(Data records)

►

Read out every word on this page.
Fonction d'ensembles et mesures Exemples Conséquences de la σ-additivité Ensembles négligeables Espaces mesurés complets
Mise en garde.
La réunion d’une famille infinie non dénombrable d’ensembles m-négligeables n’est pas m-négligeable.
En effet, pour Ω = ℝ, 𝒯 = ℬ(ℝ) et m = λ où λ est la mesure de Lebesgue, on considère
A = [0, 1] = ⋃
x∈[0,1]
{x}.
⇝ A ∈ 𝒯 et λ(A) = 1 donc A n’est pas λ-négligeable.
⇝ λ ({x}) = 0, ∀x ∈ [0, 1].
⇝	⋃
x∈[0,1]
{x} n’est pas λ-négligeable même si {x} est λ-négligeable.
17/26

◄

▶ **What needs to be done**
Transcribe every entry verbatim.

▶ **Output for this task**
Read out every word on this page.
Fonction d'ensembles et mesures Exemples Conséquences de la σ-additivité Ensembles négligeables Espaces mesurés complets
Mise en garde.
La réunion d’une famille infinie non dénombrable d’ensembles m-négligeables n’est pas m-négligeable.
En effet, pour Ω = ℝ, 𝒯 = ℬ(ℝ) et m = λ où λ est la mesure de Lebesgue, on considère
A = [0, 1] = ⋃
x∈[0,1]
{x}.
⇝ A ∈ 𝒯 et λ(A) = 1 donc A n’est pas λ-négligeable.
⇝ λ ({x}) = 0, ∀x ∈ [0, 1].
⇝	⋃
x∈[0,1]
{x} n’est pas λ-négligeable même si {x} est λ-négligeable.
17/26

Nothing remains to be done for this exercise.